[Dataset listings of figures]
>> START

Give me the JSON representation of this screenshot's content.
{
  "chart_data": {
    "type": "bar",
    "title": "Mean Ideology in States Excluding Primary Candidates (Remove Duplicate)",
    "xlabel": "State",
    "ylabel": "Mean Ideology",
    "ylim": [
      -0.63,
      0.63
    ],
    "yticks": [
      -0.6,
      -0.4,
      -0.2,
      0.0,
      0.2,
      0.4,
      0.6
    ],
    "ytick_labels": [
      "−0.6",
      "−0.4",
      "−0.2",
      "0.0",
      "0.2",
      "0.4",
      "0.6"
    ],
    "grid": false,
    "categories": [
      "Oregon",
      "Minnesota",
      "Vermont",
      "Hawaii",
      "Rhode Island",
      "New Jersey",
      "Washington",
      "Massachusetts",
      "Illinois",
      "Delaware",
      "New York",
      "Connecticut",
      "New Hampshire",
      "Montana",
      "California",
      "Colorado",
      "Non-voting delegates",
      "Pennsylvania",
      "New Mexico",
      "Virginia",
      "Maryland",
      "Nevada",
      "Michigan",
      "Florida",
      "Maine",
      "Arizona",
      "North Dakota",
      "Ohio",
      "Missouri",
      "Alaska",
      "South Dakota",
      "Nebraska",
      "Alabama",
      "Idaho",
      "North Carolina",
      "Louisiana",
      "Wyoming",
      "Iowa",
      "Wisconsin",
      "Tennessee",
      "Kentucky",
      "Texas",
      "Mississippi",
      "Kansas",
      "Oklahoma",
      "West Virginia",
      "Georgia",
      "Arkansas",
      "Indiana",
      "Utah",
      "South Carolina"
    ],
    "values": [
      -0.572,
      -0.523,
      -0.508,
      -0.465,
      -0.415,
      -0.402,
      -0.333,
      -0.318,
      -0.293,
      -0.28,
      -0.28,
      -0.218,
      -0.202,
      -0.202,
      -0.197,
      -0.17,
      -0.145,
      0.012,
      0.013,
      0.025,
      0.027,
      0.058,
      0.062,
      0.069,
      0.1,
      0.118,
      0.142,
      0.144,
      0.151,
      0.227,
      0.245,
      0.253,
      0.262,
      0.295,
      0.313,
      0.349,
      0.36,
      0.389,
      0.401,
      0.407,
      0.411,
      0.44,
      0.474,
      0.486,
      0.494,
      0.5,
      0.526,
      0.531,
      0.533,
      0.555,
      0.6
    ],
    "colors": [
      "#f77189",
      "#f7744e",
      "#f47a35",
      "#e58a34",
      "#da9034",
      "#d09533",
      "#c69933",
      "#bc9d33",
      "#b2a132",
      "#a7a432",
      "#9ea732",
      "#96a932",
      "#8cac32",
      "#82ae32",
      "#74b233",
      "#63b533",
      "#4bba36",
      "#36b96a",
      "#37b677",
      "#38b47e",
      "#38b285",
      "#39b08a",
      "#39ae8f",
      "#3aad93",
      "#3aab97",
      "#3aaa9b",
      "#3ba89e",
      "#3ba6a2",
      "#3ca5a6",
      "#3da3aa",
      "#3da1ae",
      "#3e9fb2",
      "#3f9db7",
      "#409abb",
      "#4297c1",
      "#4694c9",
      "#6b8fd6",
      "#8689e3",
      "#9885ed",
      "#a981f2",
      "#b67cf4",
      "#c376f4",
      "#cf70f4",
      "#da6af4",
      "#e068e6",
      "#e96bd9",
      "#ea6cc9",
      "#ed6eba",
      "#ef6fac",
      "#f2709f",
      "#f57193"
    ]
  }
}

>> END

**Given instruction:**
All of the data needs to be reproduced exactly, with no line missing.

**Correct output:**
Give me the JSON representation of this screenshot's content.
{
  "chart_data": {
    "type": "bar",
    "title": "Mean Ideology in States Excluding Primary Candidates (Remove Duplicate)",
    "xlabel": "State",
    "ylabel": "Mean Ideology",
    "ylim": [
      -0.63,
      0.63
    ],
    "yticks": [
      -0.6,
      -0.4,
      -0.2,
      0.0,
      0.2,
      0.4,
      0.6
    ],
    "ytick_labels": [
      "−0.6",
      "−0.4",
      "−0.2",
      "0.0",
      "0.2",
      "0.4",
      "0.6"
    ],
    "grid": false,
    "categories": [
      "Oregon",
      "Minnesota",
      "Vermont",
      "Hawaii",
      "Rhode Island",
      "New Jersey",
      "Washington",
      "Massachusetts",
      "Illinois",
      "Delaware",
      "New York",
      "Connecticut",
      "New Hampshire",
      "Montana",
      "California",
      "Colorado",
      "Non-voting delegates",
      "Pennsylvania",
      "New Mexico",
      "Virginia",
      "Maryland",
      "Nevada",
      "Michigan",
      "Florida",
      "Maine",
      "Arizona",
      "North Dakota",
      "Ohio",
      "Missouri",
      "Alaska",
      "South Dakota",
      "Nebraska",
      "Alabama",
      "Idaho",
      "North Carolina",
      "Louisiana",
      "Wyoming",
      "Iowa",
      "Wisconsin",
      "Tennessee",
      "Kentucky",
      "Texas",
      "Mississippi",
      "Kansas",
      "Oklahoma",
      "West Virginia",
      "Georgia",
      "Arkansas",
      "Indiana",
      "Utah",
      "South Carolina"
    ],
    "values": [
      -0.572,
      -0.523,
      -0.508,
      -0.465,
      -0.415,
      -0.402,
      -0.333,
      -0.318,
      -0.293,
      -0.28,
      -0.28,
      -0.218,
      -0.202,
      -0.202,
      -0.197,
      -0.17,
      -0.145,
      0.012,
      0.013,
      0.025,
      0.027,
      0.058,
      0.062,
      0.069,
      0.1,
      0.118,
      0.142,
      0.144,
      0.151,
      0.227,
      0.245,
      0.253,
      0.262,
      0.295,
      0.313,
      0.349,
      0.36,
      0.389,
      0.401,
      0.407,
      0.411,
      0.44,
      0.474,
      0.486,
      0.494,
      0.5,
      0.526,
      0.531,
      0.533,
      0.555,
      0.6
    ],
    "colors": [
      "#f77189",
      "#f7744e",
      "#f47a35",
      "#e58a34",
      "#da9034",
      "#d09533",
      "#c69933",
      "#bc9d33",
      "#b2a132",
      "#a7a432",
      "#9ea732",
      "#96a932",
      "#8cac32",
      "#82ae32",
      "#74b233",
      "#63b533",
      "#4bba36",
      "#36b96a",
      "#37b677",
      "#38b47e",
      "#38b285",
      "#39b08a",
      "#39ae8f",
      "#3aad93",
      "#3aab97",
      "#3aaa9b",
      "#3ba89e",
      "#3ba6a2",
      "#3ca5a6",
      "#3da3aa",
      "#3da1ae",
      "#3e9fb2",
      "#3f9db7",
      "#409abb",
      "#4297c1",
      "#4694c9",
      "#6b8fd6",
      "#8689e3",
      "#9885ed",
      "#a981f2",
      "#b67cf4",
      "#c376f4",
      "#cf70f4",
      "#da6af4",
      "#e068e6",
      "#e96bd9",
      "#ea6cc9",
      "#ed6eba",
      "#ef6fac",
      "#f2709f",
      "#f57193"
    ]
  }
}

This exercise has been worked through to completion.